- EXERCISE INSTRUCTIONS
Answer with one number only: the number of lines that include the word "thiện".

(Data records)
● ● ● ●

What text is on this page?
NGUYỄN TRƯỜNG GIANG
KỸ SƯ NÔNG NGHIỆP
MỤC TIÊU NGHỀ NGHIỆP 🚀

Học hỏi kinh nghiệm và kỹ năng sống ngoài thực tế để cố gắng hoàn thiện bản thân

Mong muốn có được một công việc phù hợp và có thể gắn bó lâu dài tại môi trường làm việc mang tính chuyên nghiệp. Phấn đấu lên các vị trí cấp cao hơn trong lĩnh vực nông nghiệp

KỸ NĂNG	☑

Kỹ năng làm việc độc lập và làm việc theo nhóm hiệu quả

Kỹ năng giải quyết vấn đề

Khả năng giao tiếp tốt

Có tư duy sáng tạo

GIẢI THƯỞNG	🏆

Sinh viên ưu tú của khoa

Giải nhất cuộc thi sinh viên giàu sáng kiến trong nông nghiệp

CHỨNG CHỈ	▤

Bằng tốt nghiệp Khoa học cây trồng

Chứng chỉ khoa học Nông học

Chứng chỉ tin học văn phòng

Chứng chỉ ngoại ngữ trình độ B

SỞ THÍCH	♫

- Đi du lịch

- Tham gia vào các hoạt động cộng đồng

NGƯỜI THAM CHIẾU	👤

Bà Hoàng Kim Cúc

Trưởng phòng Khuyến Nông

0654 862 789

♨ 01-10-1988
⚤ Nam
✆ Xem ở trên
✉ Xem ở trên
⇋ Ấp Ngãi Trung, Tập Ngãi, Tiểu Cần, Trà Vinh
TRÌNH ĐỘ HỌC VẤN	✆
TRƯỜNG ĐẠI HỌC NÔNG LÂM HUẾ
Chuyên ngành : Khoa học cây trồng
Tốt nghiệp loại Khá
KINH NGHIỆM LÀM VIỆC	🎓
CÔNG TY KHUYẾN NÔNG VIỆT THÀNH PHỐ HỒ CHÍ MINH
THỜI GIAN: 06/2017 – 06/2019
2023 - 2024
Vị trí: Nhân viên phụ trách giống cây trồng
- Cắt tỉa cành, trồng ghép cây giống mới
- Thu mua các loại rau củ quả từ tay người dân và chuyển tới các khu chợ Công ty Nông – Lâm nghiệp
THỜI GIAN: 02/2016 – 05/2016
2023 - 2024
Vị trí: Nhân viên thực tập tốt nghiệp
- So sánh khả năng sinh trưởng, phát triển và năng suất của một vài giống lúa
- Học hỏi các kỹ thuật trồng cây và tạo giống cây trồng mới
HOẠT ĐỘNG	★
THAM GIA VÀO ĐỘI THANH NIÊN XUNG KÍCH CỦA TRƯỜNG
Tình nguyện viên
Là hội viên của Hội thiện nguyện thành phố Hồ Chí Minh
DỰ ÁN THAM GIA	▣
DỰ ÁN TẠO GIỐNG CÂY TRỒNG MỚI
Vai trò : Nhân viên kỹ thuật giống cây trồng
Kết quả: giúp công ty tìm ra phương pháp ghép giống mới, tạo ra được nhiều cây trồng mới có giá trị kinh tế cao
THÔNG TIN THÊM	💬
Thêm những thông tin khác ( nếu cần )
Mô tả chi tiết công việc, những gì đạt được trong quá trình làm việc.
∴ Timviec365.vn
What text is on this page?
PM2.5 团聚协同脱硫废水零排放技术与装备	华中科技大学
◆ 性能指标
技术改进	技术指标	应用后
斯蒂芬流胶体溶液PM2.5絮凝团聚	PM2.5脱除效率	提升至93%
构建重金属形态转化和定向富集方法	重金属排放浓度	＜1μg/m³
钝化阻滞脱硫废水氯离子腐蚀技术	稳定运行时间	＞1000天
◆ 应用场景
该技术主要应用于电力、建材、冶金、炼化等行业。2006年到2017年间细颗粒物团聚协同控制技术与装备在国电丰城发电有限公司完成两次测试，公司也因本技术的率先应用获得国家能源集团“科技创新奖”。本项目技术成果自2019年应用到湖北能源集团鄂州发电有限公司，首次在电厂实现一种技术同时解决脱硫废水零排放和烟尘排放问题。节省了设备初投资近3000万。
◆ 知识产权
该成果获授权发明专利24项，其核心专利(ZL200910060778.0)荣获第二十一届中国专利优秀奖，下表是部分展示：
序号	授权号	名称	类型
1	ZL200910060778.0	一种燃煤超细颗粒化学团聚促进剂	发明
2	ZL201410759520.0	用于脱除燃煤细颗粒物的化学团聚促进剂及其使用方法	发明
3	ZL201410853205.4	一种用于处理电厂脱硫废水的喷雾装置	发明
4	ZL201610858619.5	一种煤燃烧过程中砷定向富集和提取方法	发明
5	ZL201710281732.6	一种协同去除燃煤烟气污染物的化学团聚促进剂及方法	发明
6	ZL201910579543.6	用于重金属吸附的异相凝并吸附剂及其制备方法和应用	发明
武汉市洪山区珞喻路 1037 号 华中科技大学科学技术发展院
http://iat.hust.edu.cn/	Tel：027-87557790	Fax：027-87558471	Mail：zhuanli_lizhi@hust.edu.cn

● ● ● ●

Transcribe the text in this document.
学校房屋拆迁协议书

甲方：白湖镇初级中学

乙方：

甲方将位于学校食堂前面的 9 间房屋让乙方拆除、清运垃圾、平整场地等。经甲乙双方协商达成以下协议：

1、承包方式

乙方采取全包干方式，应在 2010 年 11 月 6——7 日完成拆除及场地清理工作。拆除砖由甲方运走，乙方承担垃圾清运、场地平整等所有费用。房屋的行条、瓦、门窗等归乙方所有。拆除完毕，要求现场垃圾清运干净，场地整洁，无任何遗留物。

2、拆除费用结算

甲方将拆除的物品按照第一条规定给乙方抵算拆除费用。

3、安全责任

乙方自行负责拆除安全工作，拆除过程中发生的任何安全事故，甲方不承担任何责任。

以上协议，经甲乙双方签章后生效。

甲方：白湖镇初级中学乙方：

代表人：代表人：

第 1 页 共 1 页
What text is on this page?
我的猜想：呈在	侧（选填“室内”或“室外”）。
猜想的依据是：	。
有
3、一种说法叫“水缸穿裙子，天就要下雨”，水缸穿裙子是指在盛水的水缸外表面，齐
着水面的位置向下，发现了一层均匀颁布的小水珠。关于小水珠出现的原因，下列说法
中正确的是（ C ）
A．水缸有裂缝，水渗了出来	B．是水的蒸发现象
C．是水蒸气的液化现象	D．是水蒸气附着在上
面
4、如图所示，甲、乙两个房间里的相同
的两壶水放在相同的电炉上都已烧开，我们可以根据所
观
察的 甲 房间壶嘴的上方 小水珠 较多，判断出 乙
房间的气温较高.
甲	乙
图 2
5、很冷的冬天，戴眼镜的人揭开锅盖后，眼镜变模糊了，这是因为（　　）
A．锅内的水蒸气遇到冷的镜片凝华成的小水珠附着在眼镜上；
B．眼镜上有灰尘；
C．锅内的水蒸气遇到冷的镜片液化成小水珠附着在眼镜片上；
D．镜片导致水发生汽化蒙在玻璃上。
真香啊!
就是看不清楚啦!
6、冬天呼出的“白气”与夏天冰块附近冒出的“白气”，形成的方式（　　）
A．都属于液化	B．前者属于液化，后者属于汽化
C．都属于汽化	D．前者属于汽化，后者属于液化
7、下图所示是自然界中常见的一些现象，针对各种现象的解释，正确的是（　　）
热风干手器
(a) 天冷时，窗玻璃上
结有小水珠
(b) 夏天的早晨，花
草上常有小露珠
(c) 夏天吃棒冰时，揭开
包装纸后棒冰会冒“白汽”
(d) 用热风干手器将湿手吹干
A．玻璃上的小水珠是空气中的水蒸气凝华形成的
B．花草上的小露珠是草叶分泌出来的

● ● ● ●

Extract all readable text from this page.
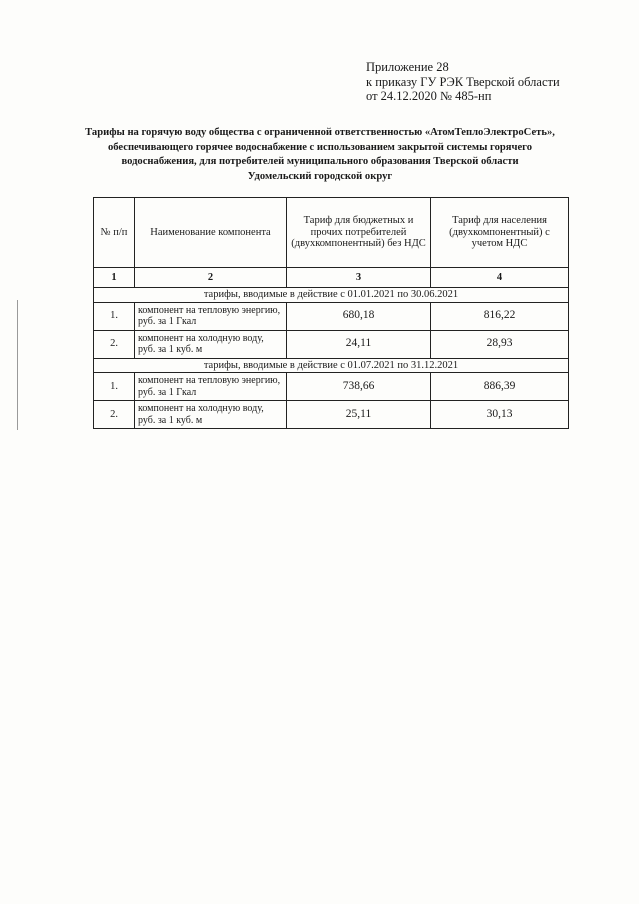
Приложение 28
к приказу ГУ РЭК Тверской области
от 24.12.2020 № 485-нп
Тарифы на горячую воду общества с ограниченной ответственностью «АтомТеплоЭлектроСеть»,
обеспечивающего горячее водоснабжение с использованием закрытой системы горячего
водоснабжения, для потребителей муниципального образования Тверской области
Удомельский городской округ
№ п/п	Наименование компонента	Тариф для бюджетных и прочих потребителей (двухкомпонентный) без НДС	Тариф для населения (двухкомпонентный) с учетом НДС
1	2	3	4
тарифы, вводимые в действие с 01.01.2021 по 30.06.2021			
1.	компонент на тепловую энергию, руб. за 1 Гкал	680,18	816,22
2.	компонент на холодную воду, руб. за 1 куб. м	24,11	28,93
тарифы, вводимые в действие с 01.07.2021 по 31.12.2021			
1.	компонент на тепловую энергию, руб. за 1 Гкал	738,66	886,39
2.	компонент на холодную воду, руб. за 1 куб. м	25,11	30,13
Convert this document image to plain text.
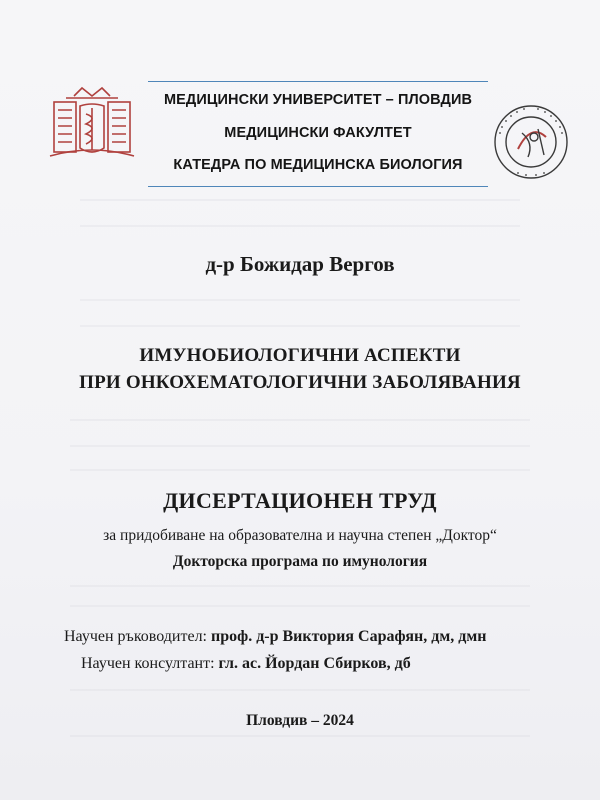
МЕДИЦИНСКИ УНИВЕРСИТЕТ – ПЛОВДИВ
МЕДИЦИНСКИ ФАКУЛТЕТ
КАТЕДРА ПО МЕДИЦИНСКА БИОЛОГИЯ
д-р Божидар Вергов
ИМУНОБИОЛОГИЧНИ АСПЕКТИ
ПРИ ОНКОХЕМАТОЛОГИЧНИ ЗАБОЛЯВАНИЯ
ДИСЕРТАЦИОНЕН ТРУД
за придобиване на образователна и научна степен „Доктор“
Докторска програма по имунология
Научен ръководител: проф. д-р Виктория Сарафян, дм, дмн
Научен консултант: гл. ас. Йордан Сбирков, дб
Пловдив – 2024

● ● ● ●

- FINISHED TASK
2